DIRECTIONS –
Print each line exactly as it is given.

-- START OF EXERCISE DATA --

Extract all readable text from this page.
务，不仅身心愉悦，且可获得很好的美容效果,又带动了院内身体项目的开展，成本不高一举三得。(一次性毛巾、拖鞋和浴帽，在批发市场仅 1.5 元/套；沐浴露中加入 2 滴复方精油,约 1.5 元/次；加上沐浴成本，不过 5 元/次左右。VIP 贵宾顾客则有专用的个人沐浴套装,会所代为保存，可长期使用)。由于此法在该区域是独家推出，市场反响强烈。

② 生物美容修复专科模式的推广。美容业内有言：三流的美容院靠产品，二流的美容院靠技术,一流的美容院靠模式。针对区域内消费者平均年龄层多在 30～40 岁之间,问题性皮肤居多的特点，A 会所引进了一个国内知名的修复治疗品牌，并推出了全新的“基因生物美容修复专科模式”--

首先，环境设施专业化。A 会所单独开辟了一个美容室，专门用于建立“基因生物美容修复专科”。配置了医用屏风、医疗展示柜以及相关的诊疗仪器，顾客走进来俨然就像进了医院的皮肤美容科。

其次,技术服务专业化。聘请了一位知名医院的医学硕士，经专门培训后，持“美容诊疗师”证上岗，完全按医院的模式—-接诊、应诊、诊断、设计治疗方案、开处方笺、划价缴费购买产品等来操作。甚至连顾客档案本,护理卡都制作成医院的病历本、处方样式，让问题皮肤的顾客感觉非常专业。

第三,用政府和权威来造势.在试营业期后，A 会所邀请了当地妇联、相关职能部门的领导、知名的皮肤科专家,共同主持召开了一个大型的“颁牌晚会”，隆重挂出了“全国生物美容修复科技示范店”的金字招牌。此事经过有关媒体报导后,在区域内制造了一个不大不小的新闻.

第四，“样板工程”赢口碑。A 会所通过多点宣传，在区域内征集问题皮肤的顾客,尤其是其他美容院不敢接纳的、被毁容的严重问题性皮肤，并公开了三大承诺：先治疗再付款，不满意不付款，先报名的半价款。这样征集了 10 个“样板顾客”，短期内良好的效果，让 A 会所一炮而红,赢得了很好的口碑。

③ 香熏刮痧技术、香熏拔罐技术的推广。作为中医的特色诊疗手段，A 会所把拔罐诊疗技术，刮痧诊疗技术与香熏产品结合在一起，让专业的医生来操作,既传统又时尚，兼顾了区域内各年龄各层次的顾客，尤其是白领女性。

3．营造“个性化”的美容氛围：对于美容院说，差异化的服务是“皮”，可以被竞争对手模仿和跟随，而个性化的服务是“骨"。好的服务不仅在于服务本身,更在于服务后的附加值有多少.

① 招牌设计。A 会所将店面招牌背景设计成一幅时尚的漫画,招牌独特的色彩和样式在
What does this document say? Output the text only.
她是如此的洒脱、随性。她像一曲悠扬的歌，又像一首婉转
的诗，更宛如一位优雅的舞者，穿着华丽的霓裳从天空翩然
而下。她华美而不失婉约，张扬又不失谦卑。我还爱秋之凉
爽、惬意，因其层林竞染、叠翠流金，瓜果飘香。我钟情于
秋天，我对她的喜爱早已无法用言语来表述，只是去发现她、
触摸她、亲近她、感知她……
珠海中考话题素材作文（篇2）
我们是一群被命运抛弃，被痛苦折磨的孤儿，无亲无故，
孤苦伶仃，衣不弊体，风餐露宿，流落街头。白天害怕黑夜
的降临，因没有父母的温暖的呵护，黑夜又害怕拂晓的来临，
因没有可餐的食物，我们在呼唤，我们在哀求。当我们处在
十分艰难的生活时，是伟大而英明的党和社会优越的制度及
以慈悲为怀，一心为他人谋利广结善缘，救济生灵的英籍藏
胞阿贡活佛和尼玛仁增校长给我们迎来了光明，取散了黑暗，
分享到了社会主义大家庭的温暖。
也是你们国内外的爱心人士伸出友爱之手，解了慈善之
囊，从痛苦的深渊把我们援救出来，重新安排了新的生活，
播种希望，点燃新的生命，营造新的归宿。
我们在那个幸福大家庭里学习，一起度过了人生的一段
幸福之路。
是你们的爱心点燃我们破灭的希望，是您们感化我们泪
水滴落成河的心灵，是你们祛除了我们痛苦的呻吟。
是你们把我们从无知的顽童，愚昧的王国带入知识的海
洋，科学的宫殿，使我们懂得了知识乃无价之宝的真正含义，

-- END OF EXERCISE DATA --

COMPLETED TASK –
Extract all readable text from this page.
务，不仅身心愉悦，且可获得很好的美容效果,又带动了院内身体项目的开展，成本不高一举三得。(一次性毛巾、拖鞋和浴帽，在批发市场仅 1.5 元/套；沐浴露中加入 2 滴复方精油,约 1.5 元/次；加上沐浴成本，不过 5 元/次左右。VIP 贵宾顾客则有专用的个人沐浴套装,会所代为保存，可长期使用)。由于此法在该区域是独家推出，市场反响强烈。

② 生物美容修复专科模式的推广。美容业内有言：三流的美容院靠产品，二流的美容院靠技术,一流的美容院靠模式。针对区域内消费者平均年龄层多在 30～40 岁之间,问题性皮肤居多的特点，A 会所引进了一个国内知名的修复治疗品牌，并推出了全新的“基因生物美容修复专科模式”--

首先，环境设施专业化。A 会所单独开辟了一个美容室，专门用于建立“基因生物美容修复专科”。配置了医用屏风、医疗展示柜以及相关的诊疗仪器，顾客走进来俨然就像进了医院的皮肤美容科。

其次,技术服务专业化。聘请了一位知名医院的医学硕士，经专门培训后，持“美容诊疗师”证上岗，完全按医院的模式—-接诊、应诊、诊断、设计治疗方案、开处方笺、划价缴费购买产品等来操作。甚至连顾客档案本,护理卡都制作成医院的病历本、处方样式，让问题皮肤的顾客感觉非常专业。

第三,用政府和权威来造势.在试营业期后，A 会所邀请了当地妇联、相关职能部门的领导、知名的皮肤科专家,共同主持召开了一个大型的“颁牌晚会”，隆重挂出了“全国生物美容修复科技示范店”的金字招牌。此事经过有关媒体报导后,在区域内制造了一个不大不小的新闻.

第四，“样板工程”赢口碑。A 会所通过多点宣传，在区域内征集问题皮肤的顾客,尤其是其他美容院不敢接纳的、被毁容的严重问题性皮肤，并公开了三大承诺：先治疗再付款，不满意不付款，先报名的半价款。这样征集了 10 个“样板顾客”，短期内良好的效果，让 A 会所一炮而红,赢得了很好的口碑。

③ 香熏刮痧技术、香熏拔罐技术的推广。作为中医的特色诊疗手段，A 会所把拔罐诊疗技术，刮痧诊疗技术与香熏产品结合在一起，让专业的医生来操作,既传统又时尚，兼顾了区域内各年龄各层次的顾客，尤其是白领女性。

3．营造“个性化”的美容氛围：对于美容院说，差异化的服务是“皮”，可以被竞争对手模仿和跟随，而个性化的服务是“骨"。好的服务不仅在于服务本身,更在于服务后的附加值有多少.

① 招牌设计。A 会所将店面招牌背景设计成一幅时尚的漫画,招牌独特的色彩和样式在
What does this document say? Output the text only.
她是如此的洒脱、随性。她像一曲悠扬的歌，又像一首婉转
的诗，更宛如一位优雅的舞者，穿着华丽的霓裳从天空翩然
而下。她华美而不失婉约，张扬又不失谦卑。我还爱秋之凉
爽、惬意，因其层林竞染、叠翠流金，瓜果飘香。我钟情于
秋天，我对她的喜爱早已无法用言语来表述，只是去发现她、
触摸她、亲近她、感知她……
珠海中考话题素材作文（篇2）
我们是一群被命运抛弃，被痛苦折磨的孤儿，无亲无故，
孤苦伶仃，衣不弊体，风餐露宿，流落街头。白天害怕黑夜
的降临，因没有父母的温暖的呵护，黑夜又害怕拂晓的来临，
因没有可餐的食物，我们在呼唤，我们在哀求。当我们处在
十分艰难的生活时，是伟大而英明的党和社会优越的制度及
以慈悲为怀，一心为他人谋利广结善缘，救济生灵的英籍藏
胞阿贡活佛和尼玛仁增校长给我们迎来了光明，取散了黑暗，
分享到了社会主义大家庭的温暖。
也是你们国内外的爱心人士伸出友爱之手，解了慈善之
囊，从痛苦的深渊把我们援救出来，重新安排了新的生活，
播种希望，点燃新的生命，营造新的归宿。
我们在那个幸福大家庭里学习，一起度过了人生的一段
幸福之路。
是你们的爱心点燃我们破灭的希望，是您们感化我们泪
水滴落成河的心灵，是你们祛除了我们痛苦的呻吟。
是你们把我们从无知的顽童，愚昧的王国带入知识的海
洋，科学的宫殿，使我们懂得了知识乃无价之宝的真正含义，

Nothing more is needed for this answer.